PROBLEM STATEMENT. Give only the number of lines in the listing below where the string "Alessandrini" occurs.

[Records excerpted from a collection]
╭──
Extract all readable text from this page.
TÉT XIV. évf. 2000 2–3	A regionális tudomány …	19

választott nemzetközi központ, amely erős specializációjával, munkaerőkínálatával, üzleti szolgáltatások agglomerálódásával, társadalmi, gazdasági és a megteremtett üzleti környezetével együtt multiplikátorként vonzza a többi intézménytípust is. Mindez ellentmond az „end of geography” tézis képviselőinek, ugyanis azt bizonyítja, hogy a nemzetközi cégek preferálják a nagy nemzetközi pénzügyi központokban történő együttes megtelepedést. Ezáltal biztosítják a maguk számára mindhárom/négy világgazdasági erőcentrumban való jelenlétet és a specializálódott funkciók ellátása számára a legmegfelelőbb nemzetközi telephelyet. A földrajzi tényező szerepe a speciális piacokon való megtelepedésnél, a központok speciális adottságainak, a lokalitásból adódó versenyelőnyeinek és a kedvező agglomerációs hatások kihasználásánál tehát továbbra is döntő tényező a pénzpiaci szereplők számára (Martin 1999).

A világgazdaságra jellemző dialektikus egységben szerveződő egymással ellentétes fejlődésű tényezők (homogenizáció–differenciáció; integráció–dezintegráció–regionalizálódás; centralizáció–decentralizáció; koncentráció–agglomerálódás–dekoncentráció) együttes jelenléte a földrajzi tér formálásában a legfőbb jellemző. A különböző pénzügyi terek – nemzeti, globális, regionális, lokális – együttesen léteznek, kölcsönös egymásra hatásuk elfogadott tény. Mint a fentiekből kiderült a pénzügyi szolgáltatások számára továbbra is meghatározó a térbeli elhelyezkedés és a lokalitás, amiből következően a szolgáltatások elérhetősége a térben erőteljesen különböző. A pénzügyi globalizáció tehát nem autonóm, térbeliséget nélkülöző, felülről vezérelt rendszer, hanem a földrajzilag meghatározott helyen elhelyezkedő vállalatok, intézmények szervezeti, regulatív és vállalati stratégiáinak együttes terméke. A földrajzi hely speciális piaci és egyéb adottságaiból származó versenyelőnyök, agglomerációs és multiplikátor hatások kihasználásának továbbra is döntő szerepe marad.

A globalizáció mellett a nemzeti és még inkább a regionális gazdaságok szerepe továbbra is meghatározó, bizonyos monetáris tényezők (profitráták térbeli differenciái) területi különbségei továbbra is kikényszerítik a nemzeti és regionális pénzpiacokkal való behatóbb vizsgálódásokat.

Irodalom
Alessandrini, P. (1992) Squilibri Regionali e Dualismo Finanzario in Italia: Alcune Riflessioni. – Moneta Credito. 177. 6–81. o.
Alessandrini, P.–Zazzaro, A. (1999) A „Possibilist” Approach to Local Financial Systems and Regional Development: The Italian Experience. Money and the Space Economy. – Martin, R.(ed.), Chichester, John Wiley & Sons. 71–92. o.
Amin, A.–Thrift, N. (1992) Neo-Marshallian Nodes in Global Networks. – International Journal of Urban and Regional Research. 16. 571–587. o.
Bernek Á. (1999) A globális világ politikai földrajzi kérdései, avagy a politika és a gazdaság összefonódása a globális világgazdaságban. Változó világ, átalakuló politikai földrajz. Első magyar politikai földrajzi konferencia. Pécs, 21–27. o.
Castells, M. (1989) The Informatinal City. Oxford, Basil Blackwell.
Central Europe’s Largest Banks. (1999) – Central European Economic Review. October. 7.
╰──
TASK OUTPUT. 2